# [What to do]
Give every entry again, word for word.

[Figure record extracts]
------------------------------------------------------------

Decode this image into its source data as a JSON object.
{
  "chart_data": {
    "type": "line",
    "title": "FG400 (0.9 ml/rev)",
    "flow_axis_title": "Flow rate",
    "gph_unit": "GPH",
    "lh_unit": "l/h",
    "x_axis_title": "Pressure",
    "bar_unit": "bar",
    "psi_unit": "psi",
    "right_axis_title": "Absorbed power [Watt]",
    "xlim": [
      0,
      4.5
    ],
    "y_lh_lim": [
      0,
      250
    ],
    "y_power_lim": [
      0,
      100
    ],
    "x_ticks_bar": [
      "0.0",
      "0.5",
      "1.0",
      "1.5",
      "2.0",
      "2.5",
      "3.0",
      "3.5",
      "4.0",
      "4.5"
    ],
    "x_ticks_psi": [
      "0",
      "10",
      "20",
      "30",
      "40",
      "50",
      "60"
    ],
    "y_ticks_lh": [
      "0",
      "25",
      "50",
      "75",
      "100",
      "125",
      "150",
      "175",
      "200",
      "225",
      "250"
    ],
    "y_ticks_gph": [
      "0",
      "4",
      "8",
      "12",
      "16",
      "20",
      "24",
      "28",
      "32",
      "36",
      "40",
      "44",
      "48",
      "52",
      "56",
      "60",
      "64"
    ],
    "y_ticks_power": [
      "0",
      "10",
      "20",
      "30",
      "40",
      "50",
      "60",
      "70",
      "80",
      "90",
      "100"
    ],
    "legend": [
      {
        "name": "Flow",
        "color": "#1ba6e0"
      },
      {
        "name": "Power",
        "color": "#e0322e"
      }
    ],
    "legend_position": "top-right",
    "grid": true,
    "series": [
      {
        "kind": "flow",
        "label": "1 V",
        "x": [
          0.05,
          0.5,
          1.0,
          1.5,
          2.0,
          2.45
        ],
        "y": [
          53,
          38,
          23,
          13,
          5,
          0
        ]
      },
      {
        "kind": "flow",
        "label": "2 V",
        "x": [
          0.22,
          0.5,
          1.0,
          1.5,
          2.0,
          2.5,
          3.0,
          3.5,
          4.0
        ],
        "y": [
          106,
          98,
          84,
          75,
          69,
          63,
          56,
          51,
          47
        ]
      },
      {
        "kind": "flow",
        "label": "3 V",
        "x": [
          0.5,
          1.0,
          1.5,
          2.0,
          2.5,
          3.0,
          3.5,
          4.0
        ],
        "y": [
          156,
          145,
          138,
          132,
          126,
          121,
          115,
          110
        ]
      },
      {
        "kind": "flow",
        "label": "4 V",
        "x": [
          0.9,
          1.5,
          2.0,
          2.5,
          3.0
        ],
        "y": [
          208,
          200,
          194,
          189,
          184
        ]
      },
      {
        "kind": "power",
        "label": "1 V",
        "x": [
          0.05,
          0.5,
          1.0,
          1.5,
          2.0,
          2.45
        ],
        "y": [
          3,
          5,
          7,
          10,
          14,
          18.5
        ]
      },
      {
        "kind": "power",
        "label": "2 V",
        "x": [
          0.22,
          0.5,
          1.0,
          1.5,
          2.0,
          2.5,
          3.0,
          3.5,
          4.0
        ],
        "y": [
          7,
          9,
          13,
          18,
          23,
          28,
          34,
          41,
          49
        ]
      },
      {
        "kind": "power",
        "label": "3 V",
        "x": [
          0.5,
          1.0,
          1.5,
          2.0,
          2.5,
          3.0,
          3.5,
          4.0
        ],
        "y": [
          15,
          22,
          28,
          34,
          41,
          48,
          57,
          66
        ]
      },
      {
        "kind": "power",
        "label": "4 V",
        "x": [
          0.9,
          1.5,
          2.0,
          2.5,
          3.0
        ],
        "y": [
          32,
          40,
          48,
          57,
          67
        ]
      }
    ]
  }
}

------------------------------------------------------------

# [Expected answer]
Decode this image into its source data as a JSON object.
{
  "chart_data": {
    "type": "line",
    "title": "FG400 (0.9 ml/rev)",
    "flow_axis_title": "Flow rate",
    "gph_unit": "GPH",
    "lh_unit": "l/h",
    "x_axis_title": "Pressure",
    "bar_unit": "bar",
    "psi_unit": "psi",
    "right_axis_title": "Absorbed power [Watt]",
    "xlim": [
      0,
      4.5
    ],
    "y_lh_lim": [
      0,
      250
    ],
    "y_power_lim": [
      0,
      100
    ],
    "x_ticks_bar": [
      "0.0",
      "0.5",
      "1.0",
      "1.5",
      "2.0",
      "2.5",
      "3.0",
      "3.5",
      "4.0",
      "4.5"
    ],
    "x_ticks_psi": [
      "0",
      "10",
      "20",
      "30",
      "40",
      "50",
      "60"
    ],
    "y_ticks_lh": [
      "0",
      "25",
      "50",
      "75",
      "100",
      "125",
      "150",
      "175",
      "200",
      "225",
      "250"
    ],
    "y_ticks_gph": [
      "0",
      "4",
      "8",
      "12",
      "16",
      "20",
      "24",
      "28",
      "32",
      "36",
      "40",
      "44",
      "48",
      "52",
      "56",
      "60",
      "64"
    ],
    "y_ticks_power": [
      "0",
      "10",
      "20",
      "30",
      "40",
      "50",
      "60",
      "70",
      "80",
      "90",
      "100"
    ],
    "legend": [
      {
        "name": "Flow",
        "color": "#1ba6e0"
      },
      {
        "name": "Power",
        "color": "#e0322e"
      }
    ],
    "legend_position": "top-right",
    "grid": true,
    "series": [
      {
        "kind": "flow",
        "label": "1 V",
        "x": [
          0.05,
          0.5,
          1.0,
          1.5,
          2.0,
          2.45
        ],
        "y": [
          53,
          38,
          23,
          13,
          5,
          0
        ]
      },
      {
        "kind": "flow",
        "label": "2 V",
        "x": [
          0.22,
          0.5,
          1.0,
          1.5,
          2.0,
          2.5,
          3.0,
          3.5,
          4.0
        ],
        "y": [
          106,
          98,
          84,
          75,
          69,
          63,
          56,
          51,
          47
        ]
      },
      {
        "kind": "flow",
        "label": "3 V",
        "x": [
          0.5,
          1.0,
          1.5,
          2.0,
          2.5,
          3.0,
          3.5,
          4.0
        ],
        "y": [
          156,
          145,
          138,
          132,
          126,
          121,
          115,
          110
        ]
      },
      {
        "kind": "flow",
        "label": "4 V",
        "x": [
          0.9,
          1.5,
          2.0,
          2.5,
          3.0
        ],
        "y": [
          208,
          200,
          194,
          189,
          184
        ]
      },
      {
        "kind": "power",
        "label": "1 V",
        "x": [
          0.05,
          0.5,
          1.0,
          1.5,
          2.0,
          2.45
        ],
        "y": [
          3,
          5,
          7,
          10,
          14,
          18.5
        ]
      },
      {
        "kind": "power",
        "label": "2 V",
        "x": [
          0.22,
          0.5,
          1.0,
          1.5,
          2.0,
          2.5,
          3.0,
          3.5,
          4.0
        ],
        "y": [
          7,
          9,
          13,
          18,
          23,
          28,
          34,
          41,
          49
        ]
      },
      {
        "kind": "power",
        "label": "3 V",
        "x": [
          0.5,
          1.0,
          1.5,
          2.0,
          2.5,
          3.0,
          3.5,
          4.0
        ],
        "y": [
          15,
          22,
          28,
          34,
          41,
          48,
          57,
          66
        ]
      },
      {
        "kind": "power",
        "label": "4 V",
        "x": [
          0.9,
          1.5,
          2.0,
          2.5,
          3.0
        ],
        "y": [
          32,
          40,
          48,
          57,
          67
        ]
      }
    ]
  }
}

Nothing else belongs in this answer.